Repeat the listing in full, word for word.

+---+

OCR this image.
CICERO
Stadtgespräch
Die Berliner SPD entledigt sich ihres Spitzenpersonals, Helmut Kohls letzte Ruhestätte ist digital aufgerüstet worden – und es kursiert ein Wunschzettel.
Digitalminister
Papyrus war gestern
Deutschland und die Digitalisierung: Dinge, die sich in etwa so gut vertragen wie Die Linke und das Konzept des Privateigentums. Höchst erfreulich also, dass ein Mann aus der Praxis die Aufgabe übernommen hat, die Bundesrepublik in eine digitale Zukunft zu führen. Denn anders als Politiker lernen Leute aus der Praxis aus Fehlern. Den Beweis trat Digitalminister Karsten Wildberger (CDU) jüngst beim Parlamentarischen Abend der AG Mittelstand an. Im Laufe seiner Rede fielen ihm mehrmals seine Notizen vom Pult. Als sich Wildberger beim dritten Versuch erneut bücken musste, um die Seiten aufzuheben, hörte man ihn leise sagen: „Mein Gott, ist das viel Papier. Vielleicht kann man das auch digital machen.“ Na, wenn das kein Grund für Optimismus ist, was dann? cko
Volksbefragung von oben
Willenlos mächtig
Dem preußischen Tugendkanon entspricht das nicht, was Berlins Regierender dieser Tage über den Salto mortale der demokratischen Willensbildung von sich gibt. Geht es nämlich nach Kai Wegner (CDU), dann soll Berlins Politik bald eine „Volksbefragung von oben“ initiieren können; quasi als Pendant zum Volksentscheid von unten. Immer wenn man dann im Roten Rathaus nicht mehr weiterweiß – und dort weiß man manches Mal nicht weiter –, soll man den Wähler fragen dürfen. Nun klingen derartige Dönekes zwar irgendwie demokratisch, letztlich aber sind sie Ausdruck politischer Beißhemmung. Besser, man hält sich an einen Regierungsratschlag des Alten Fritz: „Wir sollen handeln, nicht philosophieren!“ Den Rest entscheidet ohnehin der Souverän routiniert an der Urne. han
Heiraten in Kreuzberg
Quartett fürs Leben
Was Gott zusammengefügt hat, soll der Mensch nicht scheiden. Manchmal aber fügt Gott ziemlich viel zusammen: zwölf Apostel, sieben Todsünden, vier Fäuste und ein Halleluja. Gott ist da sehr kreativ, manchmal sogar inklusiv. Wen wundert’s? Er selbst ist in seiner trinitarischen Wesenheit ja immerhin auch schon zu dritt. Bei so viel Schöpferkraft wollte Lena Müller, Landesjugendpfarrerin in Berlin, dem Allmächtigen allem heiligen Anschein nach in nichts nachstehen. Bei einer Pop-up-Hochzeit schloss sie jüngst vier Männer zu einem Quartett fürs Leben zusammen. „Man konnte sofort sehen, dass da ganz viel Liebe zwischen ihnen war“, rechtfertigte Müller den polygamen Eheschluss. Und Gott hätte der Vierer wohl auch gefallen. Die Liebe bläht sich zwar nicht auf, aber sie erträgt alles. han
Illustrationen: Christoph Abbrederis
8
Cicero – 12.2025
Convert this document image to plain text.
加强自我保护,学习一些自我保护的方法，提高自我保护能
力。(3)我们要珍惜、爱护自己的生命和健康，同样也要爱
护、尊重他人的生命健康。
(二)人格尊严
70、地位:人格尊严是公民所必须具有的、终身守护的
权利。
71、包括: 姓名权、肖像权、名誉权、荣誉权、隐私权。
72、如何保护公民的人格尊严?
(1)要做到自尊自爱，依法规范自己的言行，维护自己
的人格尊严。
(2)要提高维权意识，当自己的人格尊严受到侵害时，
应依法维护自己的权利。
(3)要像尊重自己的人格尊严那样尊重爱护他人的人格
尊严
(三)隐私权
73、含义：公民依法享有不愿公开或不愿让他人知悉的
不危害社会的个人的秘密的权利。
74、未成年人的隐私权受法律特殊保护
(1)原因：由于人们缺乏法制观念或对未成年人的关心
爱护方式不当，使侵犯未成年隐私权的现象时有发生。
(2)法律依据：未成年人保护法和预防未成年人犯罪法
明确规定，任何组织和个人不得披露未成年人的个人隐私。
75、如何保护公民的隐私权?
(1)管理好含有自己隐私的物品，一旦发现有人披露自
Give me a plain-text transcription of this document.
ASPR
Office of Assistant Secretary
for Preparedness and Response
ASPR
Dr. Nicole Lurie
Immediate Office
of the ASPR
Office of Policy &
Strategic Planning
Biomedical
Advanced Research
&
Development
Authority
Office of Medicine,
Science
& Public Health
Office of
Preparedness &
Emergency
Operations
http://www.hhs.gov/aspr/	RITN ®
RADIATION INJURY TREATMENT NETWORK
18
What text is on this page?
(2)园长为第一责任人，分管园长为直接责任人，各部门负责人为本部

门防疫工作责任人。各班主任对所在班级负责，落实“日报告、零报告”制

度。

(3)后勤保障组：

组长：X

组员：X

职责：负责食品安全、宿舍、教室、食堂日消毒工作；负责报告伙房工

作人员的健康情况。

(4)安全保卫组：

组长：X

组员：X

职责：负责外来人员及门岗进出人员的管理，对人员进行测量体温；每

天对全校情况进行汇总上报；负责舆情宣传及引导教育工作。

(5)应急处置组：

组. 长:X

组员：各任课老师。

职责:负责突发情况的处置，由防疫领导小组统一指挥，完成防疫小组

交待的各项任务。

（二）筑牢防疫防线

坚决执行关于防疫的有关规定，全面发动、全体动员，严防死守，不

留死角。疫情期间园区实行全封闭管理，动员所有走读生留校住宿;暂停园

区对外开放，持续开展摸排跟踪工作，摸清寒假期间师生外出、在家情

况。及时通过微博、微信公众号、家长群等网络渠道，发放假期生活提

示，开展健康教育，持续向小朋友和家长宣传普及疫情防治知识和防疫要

+---+

> [REPLY TO THE EXERCISE]
OCR this image.
CICERO
Stadtgespräch
Die Berliner SPD entledigt sich ihres Spitzenpersonals, Helmut Kohls letzte Ruhestätte ist digital aufgerüstet worden – und es kursiert ein Wunschzettel.
Digitalminister
Papyrus war gestern
Deutschland und die Digitalisierung: Dinge, die sich in etwa so gut vertragen wie Die Linke und das Konzept des Privateigentums. Höchst erfreulich also, dass ein Mann aus der Praxis die Aufgabe übernommen hat, die Bundesrepublik in eine digitale Zukunft zu führen. Denn anders als Politiker lernen Leute aus der Praxis aus Fehlern. Den Beweis trat Digitalminister Karsten Wildberger (CDU) jüngst beim Parlamentarischen Abend der AG Mittelstand an. Im Laufe seiner Rede fielen ihm mehrmals seine Notizen vom Pult. Als sich Wildberger beim dritten Versuch erneut bücken musste, um die Seiten aufzuheben, hörte man ihn leise sagen: „Mein Gott, ist das viel Papier. Vielleicht kann man das auch digital machen.“ Na, wenn das kein Grund für Optimismus ist, was dann? cko
Volksbefragung von oben
Willenlos mächtig
Dem preußischen Tugendkanon entspricht das nicht, was Berlins Regierender dieser Tage über den Salto mortale der demokratischen Willensbildung von sich gibt. Geht es nämlich nach Kai Wegner (CDU), dann soll Berlins Politik bald eine „Volksbefragung von oben“ initiieren können; quasi als Pendant zum Volksentscheid von unten. Immer wenn man dann im Roten Rathaus nicht mehr weiterweiß – und dort weiß man manches Mal nicht weiter –, soll man den Wähler fragen dürfen. Nun klingen derartige Dönekes zwar irgendwie demokratisch, letztlich aber sind sie Ausdruck politischer Beißhemmung. Besser, man hält sich an einen Regierungsratschlag des Alten Fritz: „Wir sollen handeln, nicht philosophieren!“ Den Rest entscheidet ohnehin der Souverän routiniert an der Urne. han
Heiraten in Kreuzberg
Quartett fürs Leben
Was Gott zusammengefügt hat, soll der Mensch nicht scheiden. Manchmal aber fügt Gott ziemlich viel zusammen: zwölf Apostel, sieben Todsünden, vier Fäuste und ein Halleluja. Gott ist da sehr kreativ, manchmal sogar inklusiv. Wen wundert’s? Er selbst ist in seiner trinitarischen Wesenheit ja immerhin auch schon zu dritt. Bei so viel Schöpferkraft wollte Lena Müller, Landesjugendpfarrerin in Berlin, dem Allmächtigen allem heiligen Anschein nach in nichts nachstehen. Bei einer Pop-up-Hochzeit schloss sie jüngst vier Männer zu einem Quartett fürs Leben zusammen. „Man konnte sofort sehen, dass da ganz viel Liebe zwischen ihnen war“, rechtfertigte Müller den polygamen Eheschluss. Und Gott hätte der Vierer wohl auch gefallen. Die Liebe bläht sich zwar nicht auf, aber sie erträgt alles. han
Illustrationen: Christoph Abbrederis
8
Cicero – 12.2025
Convert this document image to plain text.
加强自我保护,学习一些自我保护的方法，提高自我保护能
力。(3)我们要珍惜、爱护自己的生命和健康，同样也要爱
护、尊重他人的生命健康。
(二)人格尊严
70、地位:人格尊严是公民所必须具有的、终身守护的
权利。
71、包括: 姓名权、肖像权、名誉权、荣誉权、隐私权。
72、如何保护公民的人格尊严?
(1)要做到自尊自爱，依法规范自己的言行，维护自己
的人格尊严。
(2)要提高维权意识，当自己的人格尊严受到侵害时，
应依法维护自己的权利。
(3)要像尊重自己的人格尊严那样尊重爱护他人的人格
尊严
(三)隐私权
73、含义：公民依法享有不愿公开或不愿让他人知悉的
不危害社会的个人的秘密的权利。
74、未成年人的隐私权受法律特殊保护
(1)原因：由于人们缺乏法制观念或对未成年人的关心
爱护方式不当，使侵犯未成年隐私权的现象时有发生。
(2)法律依据：未成年人保护法和预防未成年人犯罪法
明确规定，任何组织和个人不得披露未成年人的个人隐私。
75、如何保护公民的隐私权?
(1)管理好含有自己隐私的物品，一旦发现有人披露自
Give me a plain-text transcription of this document.
ASPR
Office of Assistant Secretary
for Preparedness and Response
ASPR
Dr. Nicole Lurie
Immediate Office
of the ASPR
Office of Policy &
Strategic Planning
Biomedical
Advanced Research
&
Development
Authority
Office of Medicine,
Science
& Public Health
Office of
Preparedness &
Emergency
Operations
http://www.hhs.gov/aspr/	RITN ®
RADIATION INJURY TREATMENT NETWORK
18
What text is on this page?
(2)园长为第一责任人，分管园长为直接责任人，各部门负责人为本部

门防疫工作责任人。各班主任对所在班级负责，落实“日报告、零报告”制

度。

(3)后勤保障组：

组长：X

组员：X

职责：负责食品安全、宿舍、教室、食堂日消毒工作；负责报告伙房工

作人员的健康情况。

(4)安全保卫组：

组长：X

组员：X

职责：负责外来人员及门岗进出人员的管理，对人员进行测量体温；每

天对全校情况进行汇总上报；负责舆情宣传及引导教育工作。

(5)应急处置组：

组. 长:X

组员：各任课老师。

职责:负责突发情况的处置，由防疫领导小组统一指挥，完成防疫小组

交待的各项任务。

（二）筑牢防疫防线

坚决执行关于防疫的有关规定，全面发动、全体动员，严防死守，不

留死角。疫情期间园区实行全封闭管理，动员所有走读生留校住宿;暂停园

区对外开放，持续开展摸排跟踪工作，摸清寒假期间师生外出、在家情

况。及时通过微博、微信公众号、家长群等网络渠道，发放假期生活提

示，开展健康教育，持续向小朋友和家长宣传普及疫情防治知识和防疫要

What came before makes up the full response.